=== TUGAS DIKERJAKAN ===
Terjemahkan kalimat dari tulisan tentang rumah ini ke dalam bahasa Inggris: "Itulah rumah yang aktif dan efektif alias rumah yang tidak tidur."

=== DOKUMEN SUMBER ===
◇ ◇ ◇ ◇ ◇ ◇ ◇

Imam Syafi’i, seorang imam terkenal, profesor fiqih Islam terkemuka yang sulit dicari tandingannya, bukanlah berasal dari rumah besar dan mewah. Ia lahir dari rumah bersahaja. Begitupun Imam Bukhori, penyusun hadits yang luar biasa jasanya bagi dunia, termasuk para mujahid Islam kaliber internasional. Mereka bukanlah anak-anak gedongan yang hidupnya dikelilingi fasilitas serba wah. Tidak! Mereka adalah anak-anak keluarga bersahaja yang hidup dalam rumah-rumah sederhana, tapi terpancar di dalamnya semangat penghambaan yang tinggi.
Rumah kita sekecil apapun luas bangunan dan tanahnya, seharusnya memang memiliki kemanfaatan ibadah bagi seluruh anggota keluarga. Artinya di samping rumah itu berfungsi sebagai tempat berlindung, setiap ruangnya harus merefleksikan fungsi utamanya sebagai sarana ibadah dan pusat tarbiyah robbaniyah bagi seluruh anggotanya. Itulah rumah yang aktif dan efektif alias rumah yang tidak tidur.
Sebaliknya, sebesar apapun rumah kita –dengan segala fasilitas yang serba glamour– jika tidak berfungsi sebagai “madrasah robbani” (pusat pendidikan) bagi seluruh anggota keluarga, rumah itu adalah rumah yang “tidur”. Rumah yang tidak berfungsi optimal sebagai pusat pendidikan yang utama dan pertama bagi seluruh anggotanya. Karena keberadaannya tidak efektif sebagai pusat pembinaan mental untuk melahirkan kader-kader Islam yang tangguh.
Adalah lumrah, bahwa ketika seseorang mulai merancang atau memilih rumah yang akan ditempati, mereka akan melihat kemanfaatan rumah itu secara fisik. Bagaimana bentuknya, atau gaya seni arsitektur mana yang lebih menarik, Eropa atau Amerika? Berapa jumlah kamar tidur, luas ruang tamu/keluarga, luas garasi, ruang dapur, kamar pembantu, kamar mandi, WC, di samping fasilitas listrik, telepon, air, dan sebagainya. Bagi orang kelebihan duit, faktor luas halaman depan dan belakang, boleh jadi akan menjadi pertimbangan untuk membeli/membangun sebuah rumah tinggal.

◇ ◇ ◇ ◇ ◇ ◇ ◇

=== DATA YANG DIBERIKAN ===
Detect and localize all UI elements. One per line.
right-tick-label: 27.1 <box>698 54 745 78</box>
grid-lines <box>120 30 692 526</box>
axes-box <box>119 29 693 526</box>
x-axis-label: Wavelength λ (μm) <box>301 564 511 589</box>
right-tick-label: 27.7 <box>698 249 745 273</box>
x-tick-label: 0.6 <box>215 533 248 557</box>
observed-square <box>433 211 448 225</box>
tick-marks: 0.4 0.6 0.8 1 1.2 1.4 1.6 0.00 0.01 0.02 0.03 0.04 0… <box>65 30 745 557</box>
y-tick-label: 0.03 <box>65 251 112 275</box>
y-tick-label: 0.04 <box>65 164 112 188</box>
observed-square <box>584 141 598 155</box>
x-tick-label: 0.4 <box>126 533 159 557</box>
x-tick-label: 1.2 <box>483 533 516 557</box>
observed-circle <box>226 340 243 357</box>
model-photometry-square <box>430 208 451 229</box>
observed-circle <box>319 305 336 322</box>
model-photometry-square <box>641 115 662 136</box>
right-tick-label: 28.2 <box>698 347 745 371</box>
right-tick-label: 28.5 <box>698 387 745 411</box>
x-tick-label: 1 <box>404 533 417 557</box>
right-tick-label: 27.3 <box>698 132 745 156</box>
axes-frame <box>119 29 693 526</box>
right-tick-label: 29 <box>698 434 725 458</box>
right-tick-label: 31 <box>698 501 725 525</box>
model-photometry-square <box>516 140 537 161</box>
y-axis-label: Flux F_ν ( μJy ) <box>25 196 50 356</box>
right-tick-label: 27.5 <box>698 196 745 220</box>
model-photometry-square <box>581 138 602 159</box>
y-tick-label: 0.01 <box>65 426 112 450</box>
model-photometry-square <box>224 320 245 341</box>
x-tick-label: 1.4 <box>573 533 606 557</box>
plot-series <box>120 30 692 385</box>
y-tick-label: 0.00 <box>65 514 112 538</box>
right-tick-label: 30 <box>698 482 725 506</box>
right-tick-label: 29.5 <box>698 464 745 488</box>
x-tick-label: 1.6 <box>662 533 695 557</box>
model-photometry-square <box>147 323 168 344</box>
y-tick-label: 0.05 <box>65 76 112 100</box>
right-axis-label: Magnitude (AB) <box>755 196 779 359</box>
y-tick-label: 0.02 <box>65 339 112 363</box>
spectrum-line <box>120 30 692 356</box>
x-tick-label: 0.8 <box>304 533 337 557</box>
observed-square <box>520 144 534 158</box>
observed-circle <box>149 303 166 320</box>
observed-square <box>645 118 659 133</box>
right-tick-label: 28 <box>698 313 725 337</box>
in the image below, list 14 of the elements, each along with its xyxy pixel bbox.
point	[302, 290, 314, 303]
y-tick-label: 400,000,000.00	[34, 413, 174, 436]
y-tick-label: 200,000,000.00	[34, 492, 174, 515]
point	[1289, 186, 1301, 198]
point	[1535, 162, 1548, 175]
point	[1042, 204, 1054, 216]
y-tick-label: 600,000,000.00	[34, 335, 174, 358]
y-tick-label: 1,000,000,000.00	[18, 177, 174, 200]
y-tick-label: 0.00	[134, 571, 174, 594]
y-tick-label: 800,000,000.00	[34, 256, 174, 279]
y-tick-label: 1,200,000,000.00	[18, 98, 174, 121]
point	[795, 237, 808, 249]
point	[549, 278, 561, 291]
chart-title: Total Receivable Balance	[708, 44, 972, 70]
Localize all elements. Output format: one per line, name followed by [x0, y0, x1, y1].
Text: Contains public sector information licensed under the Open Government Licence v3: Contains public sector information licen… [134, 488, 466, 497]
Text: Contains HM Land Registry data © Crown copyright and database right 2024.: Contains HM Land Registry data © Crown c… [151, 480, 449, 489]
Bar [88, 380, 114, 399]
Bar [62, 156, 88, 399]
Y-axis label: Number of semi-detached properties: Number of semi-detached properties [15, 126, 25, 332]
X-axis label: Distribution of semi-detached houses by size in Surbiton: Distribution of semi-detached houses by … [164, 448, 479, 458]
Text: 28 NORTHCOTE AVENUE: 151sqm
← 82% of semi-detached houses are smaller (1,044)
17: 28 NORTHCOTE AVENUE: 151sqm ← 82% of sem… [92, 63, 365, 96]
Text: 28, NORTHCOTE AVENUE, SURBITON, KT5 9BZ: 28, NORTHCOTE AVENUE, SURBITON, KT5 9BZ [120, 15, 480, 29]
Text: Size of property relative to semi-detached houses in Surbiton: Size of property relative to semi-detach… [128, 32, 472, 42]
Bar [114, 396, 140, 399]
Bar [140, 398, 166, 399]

◇ ◇ ◇ ◇ ◇ ◇ ◇

=== HASIL LATIHAN ===
That is an active and effective home, in other words, a home that does not sleep.